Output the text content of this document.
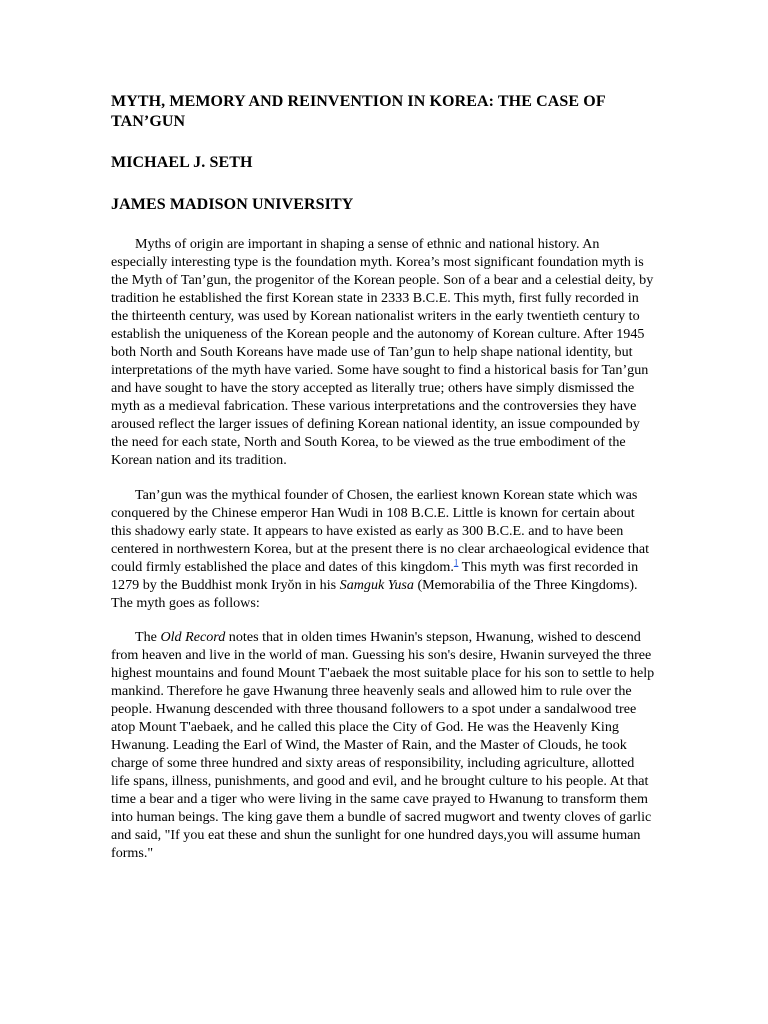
MYTH, MEMORY AND REINVENTION IN KOREA: THE CASE OF TAN’GUN

MICHAEL J. SETH

JAMES MADISON UNIVERSITY

Myths of origin are important in shaping a sense of ethnic and national history. An especially interesting type is the foundation myth. Korea’s most significant foundation myth is the Myth of Tan’gun, the progenitor of the Korean people. Son of a bear and a celestial deity, by tradition he established the first Korean state in 2333 B.C.E. This myth, first fully recorded in the thirteenth century, was used by Korean nationalist writers in the early twentieth century to establish the uniqueness of the Korean people and the autonomy of Korean culture. After 1945 both North and South Koreans have made use of Tan’gun to help shape national identity, but interpretations of the myth have varied. Some have sought to find a historical basis for Tan’gun and have sought to have the story accepted as literally true; others have simply dismissed the myth as a medieval fabrication. These various interpretations and the controversies they have aroused reflect the larger issues of defining Korean national identity, an issue compounded by the need for each state, North and South Korea, to be viewed as the true embodiment of the Korean nation and its tradition.

Tan’gun was the mythical founder of Chosen, the earliest known Korean state which was conquered by the Chinese emperor Han Wudi in 108 B.C.E. Little is known for certain about this shadowy early state. It appears to have existed as early as 300 B.C.E. and to have been centered in northwestern Korea, but at the present there is no clear archaeological evidence that could firmly established the place and dates of this kingdom.$^1$ This myth was first recorded in 1279 by the Buddhist monk Iryŏn in his Samguk Yusa (Memorabilia of the Three Kingdoms). The myth goes as follows:

The Old Record notes that in olden times Hwanin's stepson, Hwanung, wished to descend from heaven and live in the world of man. Guessing his son's desire, Hwanin surveyed the three highest mountains and found Mount T'aebaek the most suitable place for his son to settle to help mankind. Therefore he gave Hwanung three heavenly seals and allowed him to rule over the people. Hwanung descended with three thousand followers to a spot under a sandalwood tree atop Mount T'aebaek, and he called this place the City of God. He was the Heavenly King Hwanung. Leading the Earl of Wind, the Master of Rain, and the Master of Clouds, he took charge of some three hundred and sixty areas of responsibility, including agriculture, allotted life spans, illness, punishments, and good and evil, and he brought culture to his people. At that time a bear and a tiger who were living in the same cave prayed to Hwanung to transform them into human beings. The king gave them a bundle of sacred mugwort and twenty cloves of garlic and said, "If you eat these and shun the sunlight for one hundred days,you will assume human forms."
-=-=-
**Set problem**
Leave out the pictures and output every record above precisely as given.

**Complete answer**
Output the text content of this document.
MYTH, MEMORY AND REINVENTION IN KOREA: THE CASE OF TAN’GUN

MICHAEL J. SETH

JAMES MADISON UNIVERSITY

Myths of origin are important in shaping a sense of ethnic and national history. An especially interesting type is the foundation myth. Korea’s most significant foundation myth is the Myth of Tan’gun, the progenitor of the Korean people. Son of a bear and a celestial deity, by tradition he established the first Korean state in 2333 B.C.E. This myth, first fully recorded in the thirteenth century, was used by Korean nationalist writers in the early twentieth century to establish the uniqueness of the Korean people and the autonomy of Korean culture. After 1945 both North and South Koreans have made use of Tan’gun to help shape national identity, but interpretations of the myth have varied. Some have sought to find a historical basis for Tan’gun and have sought to have the story accepted as literally true; others have simply dismissed the myth as a medieval fabrication. These various interpretations and the controversies they have aroused reflect the larger issues of defining Korean national identity, an issue compounded by the need for each state, North and South Korea, to be viewed as the true embodiment of the Korean nation and its tradition.

Tan’gun was the mythical founder of Chosen, the earliest known Korean state which was conquered by the Chinese emperor Han Wudi in 108 B.C.E. Little is known for certain about this shadowy early state. It appears to have existed as early as 300 B.C.E. and to have been centered in northwestern Korea, but at the present there is no clear archaeological evidence that could firmly established the place and dates of this kingdom.$^1$ This myth was first recorded in 1279 by the Buddhist monk Iryŏn in his Samguk Yusa (Memorabilia of the Three Kingdoms). The myth goes as follows:

The Old Record notes that in olden times Hwanin's stepson, Hwanung, wished to descend from heaven and live in the world of man. Guessing his son's desire, Hwanin surveyed the three highest mountains and found Mount T'aebaek the most suitable place for his son to settle to help mankind. Therefore he gave Hwanung three heavenly seals and allowed him to rule over the people. Hwanung descended with three thousand followers to a spot under a sandalwood tree atop Mount T'aebaek, and he called this place the City of God. He was the Heavenly King Hwanung. Leading the Earl of Wind, the Master of Rain, and the Master of Clouds, he took charge of some three hundred and sixty areas of responsibility, including agriculture, allotted life spans, illness, punishments, and good and evil, and he brought culture to his people. At that time a bear and a tiger who were living in the same cave prayed to Hwanung to transform them into human beings. The king gave them a bundle of sacred mugwort and twenty cloves of garlic and said, "If you eat these and shun the sunlight for one hundred days,you will assume human forms."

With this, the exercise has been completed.